Data items:
# # # #

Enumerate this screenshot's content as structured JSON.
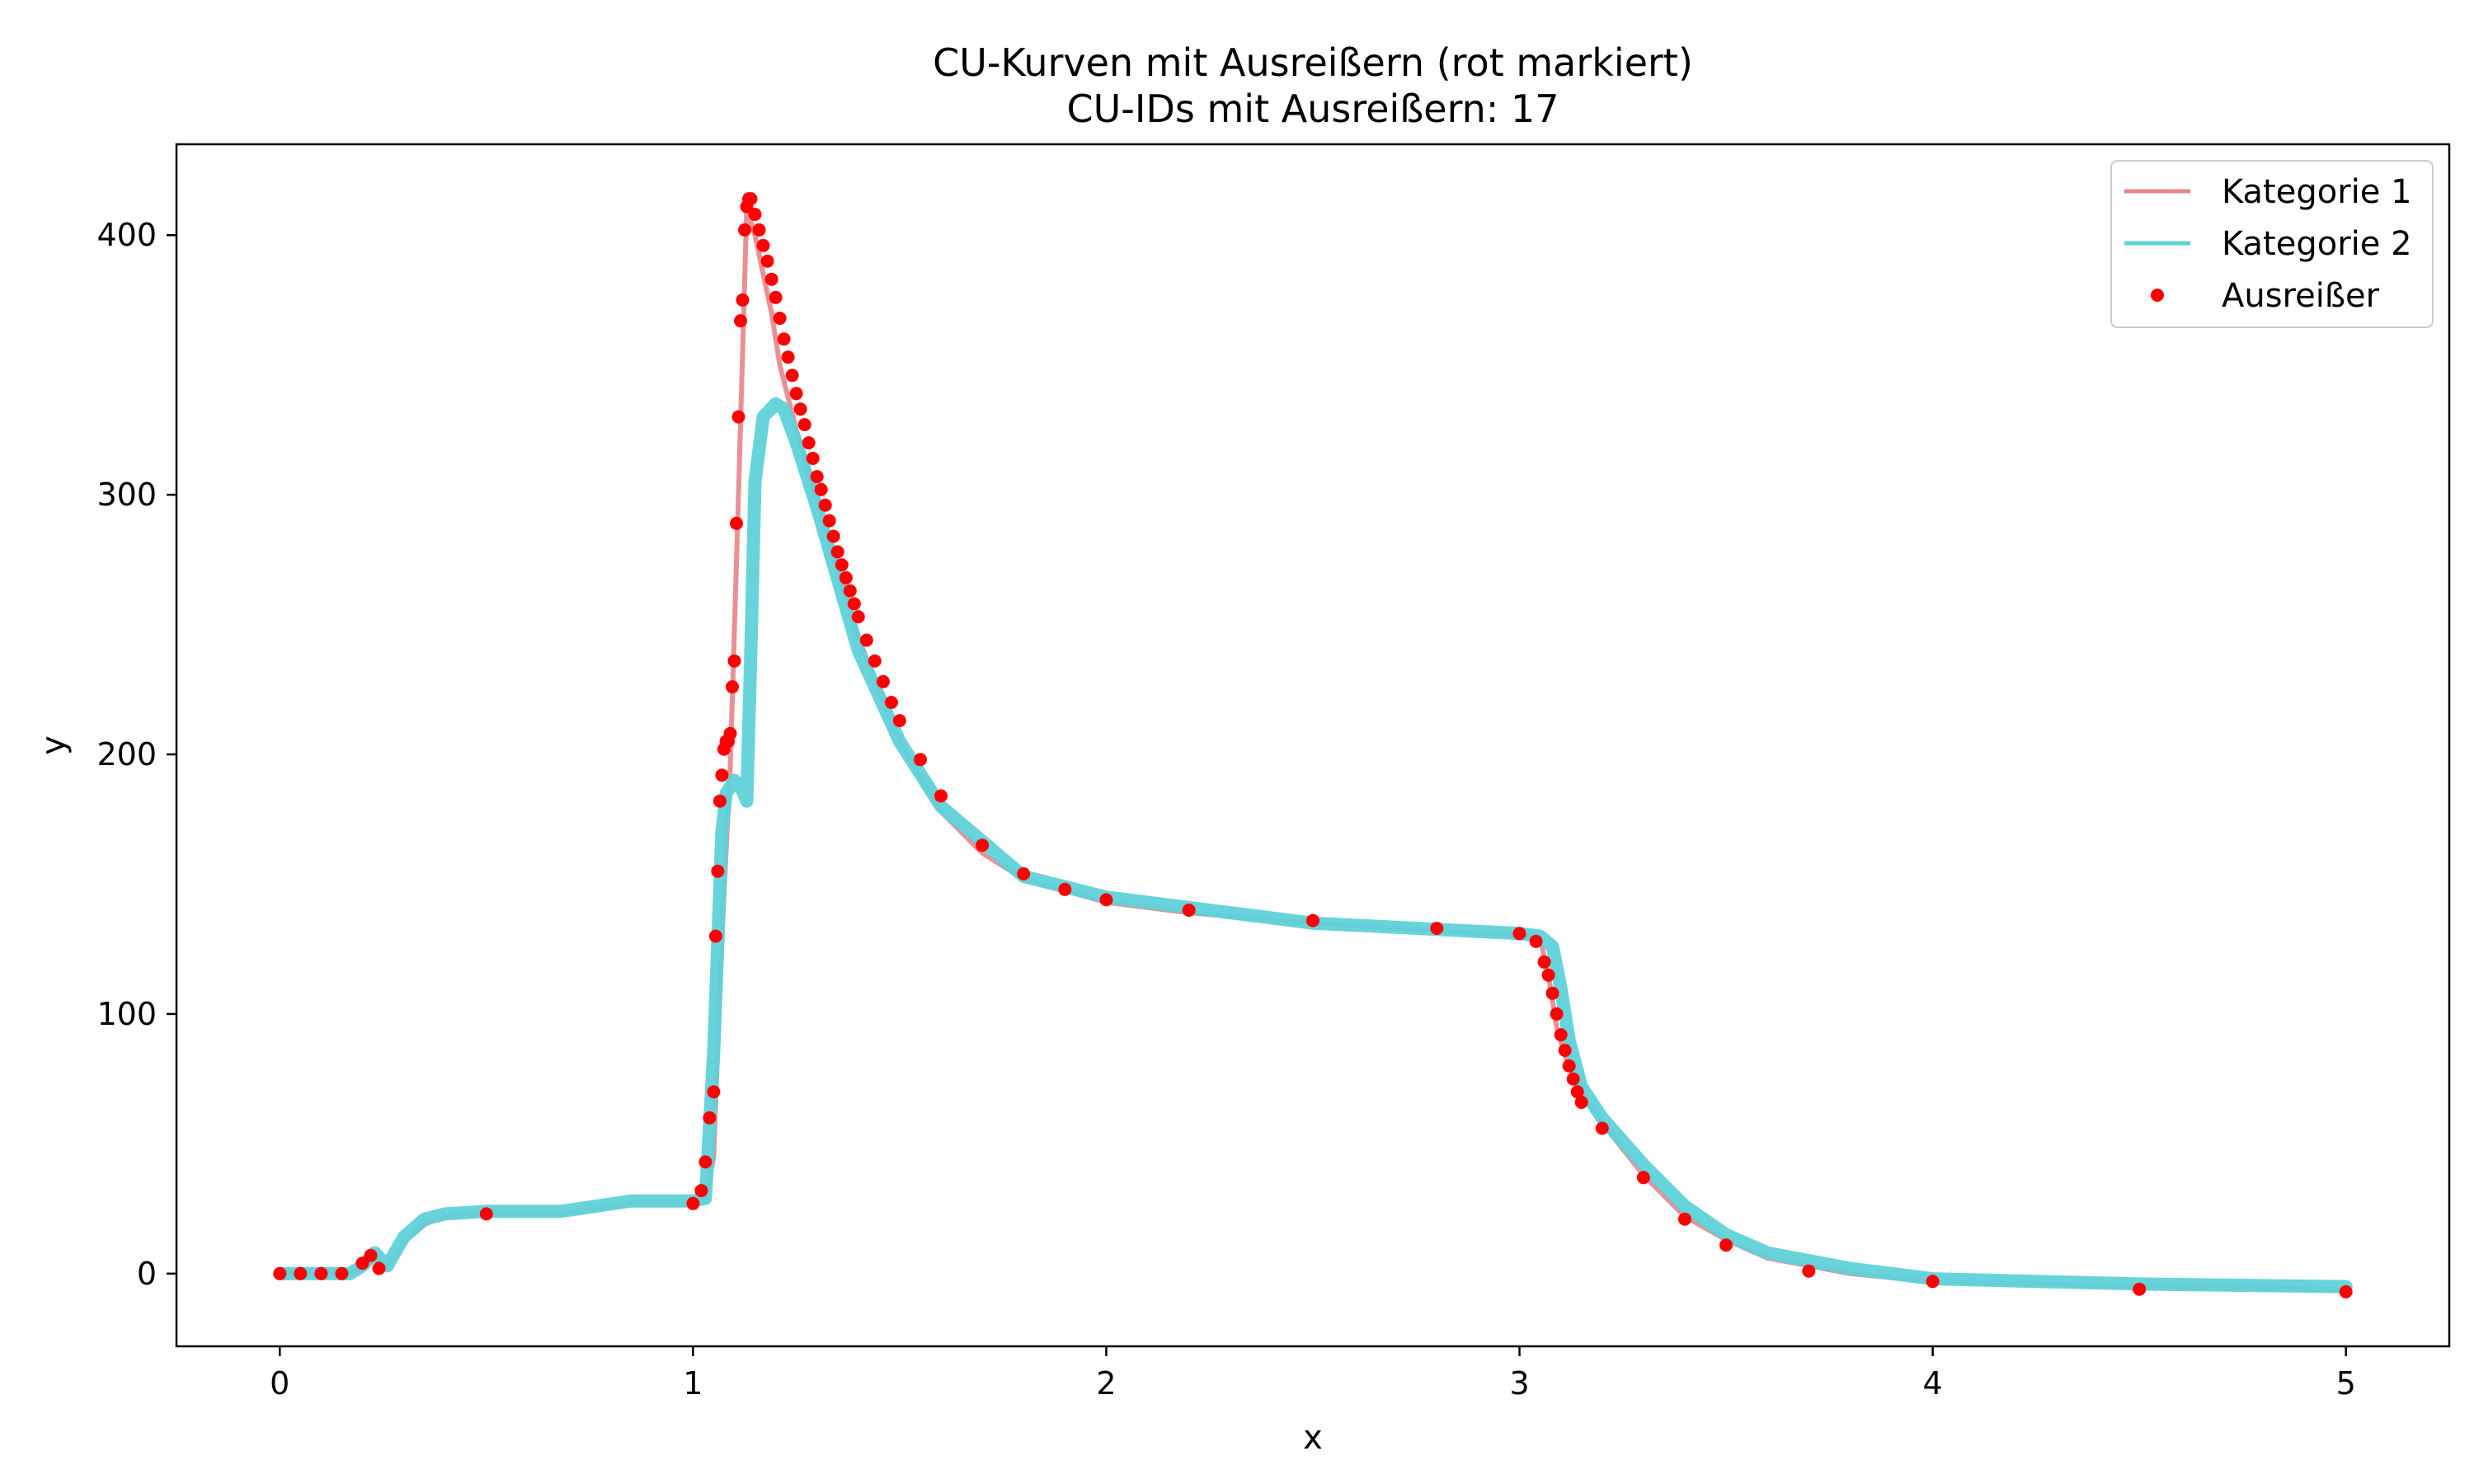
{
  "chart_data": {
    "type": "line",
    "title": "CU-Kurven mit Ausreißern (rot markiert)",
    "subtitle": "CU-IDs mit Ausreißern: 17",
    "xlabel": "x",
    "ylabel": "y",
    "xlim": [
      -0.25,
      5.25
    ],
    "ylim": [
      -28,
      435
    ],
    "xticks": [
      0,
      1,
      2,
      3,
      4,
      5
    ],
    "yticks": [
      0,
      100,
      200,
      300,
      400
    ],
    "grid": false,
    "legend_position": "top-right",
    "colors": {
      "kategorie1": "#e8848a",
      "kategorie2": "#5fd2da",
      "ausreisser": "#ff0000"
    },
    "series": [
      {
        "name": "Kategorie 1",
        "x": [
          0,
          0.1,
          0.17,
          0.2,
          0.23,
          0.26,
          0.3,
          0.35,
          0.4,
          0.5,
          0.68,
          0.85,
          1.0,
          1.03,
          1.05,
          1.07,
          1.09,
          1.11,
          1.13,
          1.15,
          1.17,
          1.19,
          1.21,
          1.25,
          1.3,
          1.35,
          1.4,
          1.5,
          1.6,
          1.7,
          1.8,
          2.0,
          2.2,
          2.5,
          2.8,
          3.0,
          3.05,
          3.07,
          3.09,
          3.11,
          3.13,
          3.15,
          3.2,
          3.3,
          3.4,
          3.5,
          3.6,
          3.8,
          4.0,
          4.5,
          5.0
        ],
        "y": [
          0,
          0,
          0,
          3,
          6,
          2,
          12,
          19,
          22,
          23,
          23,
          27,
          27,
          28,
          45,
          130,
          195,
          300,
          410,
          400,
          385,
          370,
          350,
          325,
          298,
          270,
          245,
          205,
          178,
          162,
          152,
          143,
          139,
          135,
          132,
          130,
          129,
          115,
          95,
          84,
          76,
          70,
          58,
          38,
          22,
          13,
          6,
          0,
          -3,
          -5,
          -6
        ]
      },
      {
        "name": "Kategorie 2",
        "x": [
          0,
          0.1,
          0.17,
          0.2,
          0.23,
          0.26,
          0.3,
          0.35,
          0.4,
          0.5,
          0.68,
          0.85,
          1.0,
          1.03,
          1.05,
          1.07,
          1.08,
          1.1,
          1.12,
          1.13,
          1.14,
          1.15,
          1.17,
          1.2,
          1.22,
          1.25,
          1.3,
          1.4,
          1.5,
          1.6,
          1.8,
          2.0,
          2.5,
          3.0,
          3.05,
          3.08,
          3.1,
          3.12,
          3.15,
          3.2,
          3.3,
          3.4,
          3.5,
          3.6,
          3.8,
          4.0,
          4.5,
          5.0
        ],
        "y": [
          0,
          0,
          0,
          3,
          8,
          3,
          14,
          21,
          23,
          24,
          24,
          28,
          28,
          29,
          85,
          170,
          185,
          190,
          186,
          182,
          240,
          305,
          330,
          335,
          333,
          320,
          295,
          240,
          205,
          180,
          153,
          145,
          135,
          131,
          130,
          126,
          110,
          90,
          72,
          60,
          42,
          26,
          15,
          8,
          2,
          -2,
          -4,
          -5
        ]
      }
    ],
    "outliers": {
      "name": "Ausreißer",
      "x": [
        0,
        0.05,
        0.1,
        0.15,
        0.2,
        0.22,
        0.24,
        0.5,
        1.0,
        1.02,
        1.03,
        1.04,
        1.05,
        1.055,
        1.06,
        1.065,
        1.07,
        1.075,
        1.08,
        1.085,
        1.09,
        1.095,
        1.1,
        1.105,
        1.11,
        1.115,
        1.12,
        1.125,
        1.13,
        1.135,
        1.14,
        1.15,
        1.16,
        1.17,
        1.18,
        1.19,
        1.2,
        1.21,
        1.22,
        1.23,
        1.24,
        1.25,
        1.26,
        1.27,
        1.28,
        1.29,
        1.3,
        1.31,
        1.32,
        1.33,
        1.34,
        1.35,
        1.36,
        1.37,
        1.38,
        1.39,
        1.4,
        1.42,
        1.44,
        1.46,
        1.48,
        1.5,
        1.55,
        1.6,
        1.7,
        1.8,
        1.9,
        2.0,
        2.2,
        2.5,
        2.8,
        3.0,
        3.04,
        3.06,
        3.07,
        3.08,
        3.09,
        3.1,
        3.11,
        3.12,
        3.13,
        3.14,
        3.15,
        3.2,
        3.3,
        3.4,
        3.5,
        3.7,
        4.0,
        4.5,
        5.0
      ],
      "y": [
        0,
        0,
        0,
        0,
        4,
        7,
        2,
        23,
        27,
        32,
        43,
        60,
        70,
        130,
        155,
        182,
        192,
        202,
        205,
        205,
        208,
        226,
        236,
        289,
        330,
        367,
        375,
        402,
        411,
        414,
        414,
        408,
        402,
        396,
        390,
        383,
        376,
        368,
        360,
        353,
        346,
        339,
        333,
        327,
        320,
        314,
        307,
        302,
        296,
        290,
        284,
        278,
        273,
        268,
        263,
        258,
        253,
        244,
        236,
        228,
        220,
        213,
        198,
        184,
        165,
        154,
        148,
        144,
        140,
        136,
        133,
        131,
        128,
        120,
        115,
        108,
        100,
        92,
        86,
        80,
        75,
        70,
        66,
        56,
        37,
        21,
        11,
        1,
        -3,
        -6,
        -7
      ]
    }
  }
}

# # # #

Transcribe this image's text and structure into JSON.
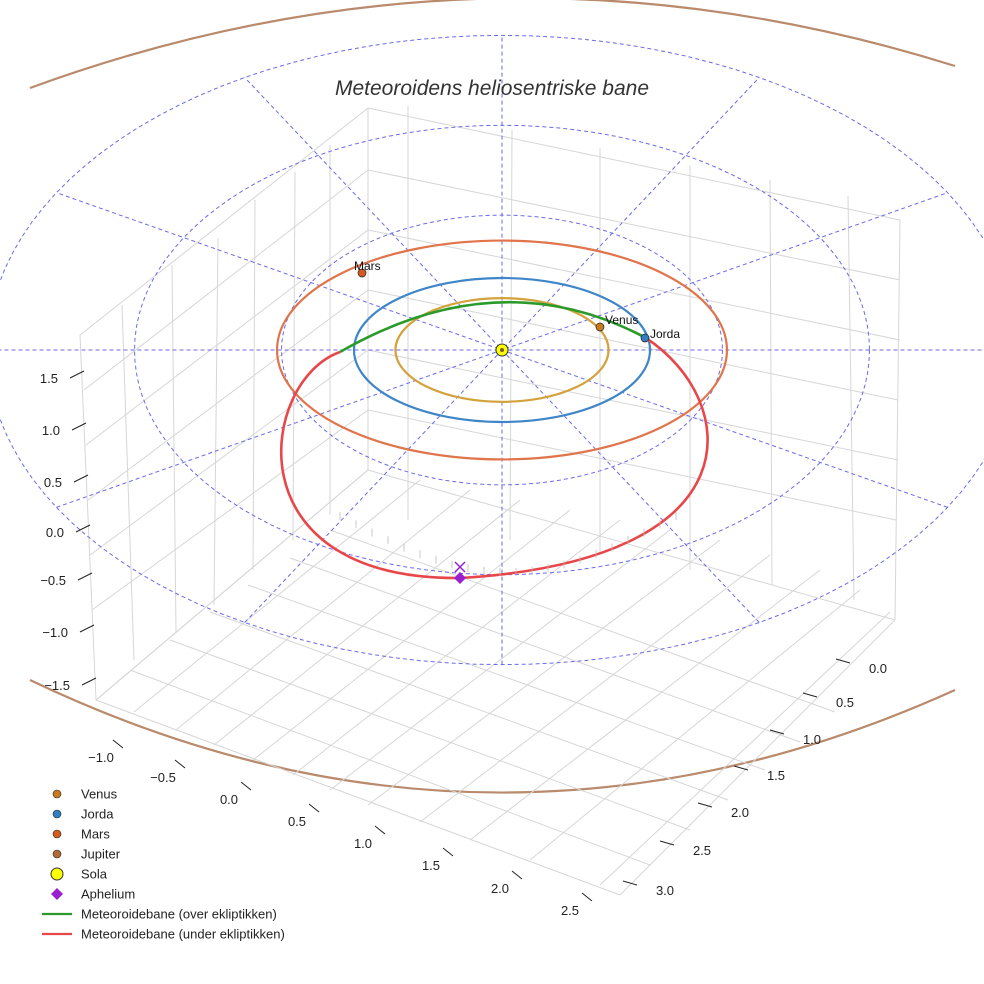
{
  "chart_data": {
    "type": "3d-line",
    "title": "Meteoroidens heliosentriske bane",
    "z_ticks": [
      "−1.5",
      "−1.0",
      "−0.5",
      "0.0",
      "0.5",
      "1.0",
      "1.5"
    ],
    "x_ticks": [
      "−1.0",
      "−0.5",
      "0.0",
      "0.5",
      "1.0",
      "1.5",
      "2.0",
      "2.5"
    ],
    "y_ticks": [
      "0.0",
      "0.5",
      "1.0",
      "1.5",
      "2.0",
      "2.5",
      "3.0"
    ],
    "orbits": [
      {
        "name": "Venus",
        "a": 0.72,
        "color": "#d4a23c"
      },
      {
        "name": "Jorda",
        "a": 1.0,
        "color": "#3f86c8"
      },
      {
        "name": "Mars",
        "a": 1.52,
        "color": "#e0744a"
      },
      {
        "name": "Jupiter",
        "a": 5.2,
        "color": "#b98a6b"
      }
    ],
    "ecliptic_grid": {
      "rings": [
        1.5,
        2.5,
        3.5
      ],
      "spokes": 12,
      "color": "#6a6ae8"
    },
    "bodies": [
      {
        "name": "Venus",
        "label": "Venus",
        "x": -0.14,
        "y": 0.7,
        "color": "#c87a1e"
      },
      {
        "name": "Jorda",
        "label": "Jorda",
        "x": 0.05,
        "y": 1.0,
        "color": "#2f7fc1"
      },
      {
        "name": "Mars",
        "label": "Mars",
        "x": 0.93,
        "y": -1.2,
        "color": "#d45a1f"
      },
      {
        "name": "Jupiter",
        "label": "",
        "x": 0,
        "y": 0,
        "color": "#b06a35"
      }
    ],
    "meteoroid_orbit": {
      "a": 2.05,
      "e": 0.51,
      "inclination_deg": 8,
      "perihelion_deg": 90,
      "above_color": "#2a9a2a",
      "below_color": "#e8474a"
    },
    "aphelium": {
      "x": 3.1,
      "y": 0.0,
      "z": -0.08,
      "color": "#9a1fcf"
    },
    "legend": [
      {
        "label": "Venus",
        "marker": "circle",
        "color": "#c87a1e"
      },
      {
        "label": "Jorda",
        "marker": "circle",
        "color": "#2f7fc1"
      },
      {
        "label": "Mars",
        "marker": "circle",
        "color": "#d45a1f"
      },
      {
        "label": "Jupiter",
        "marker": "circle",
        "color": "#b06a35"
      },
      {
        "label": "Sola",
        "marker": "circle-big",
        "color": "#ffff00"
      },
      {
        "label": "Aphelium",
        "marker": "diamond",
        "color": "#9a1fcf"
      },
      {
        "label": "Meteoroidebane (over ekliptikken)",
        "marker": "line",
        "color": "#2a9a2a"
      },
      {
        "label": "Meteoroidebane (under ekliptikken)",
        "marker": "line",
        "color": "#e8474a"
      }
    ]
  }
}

# # # #

Instructions to follow:
For each line of the entries that includes "Ausreißern", show that line.

Complete response:
    "title": "CU-Kurven mit Ausreißern (rot markiert)",
    "subtitle": "CU-IDs mit Ausreißern: 17",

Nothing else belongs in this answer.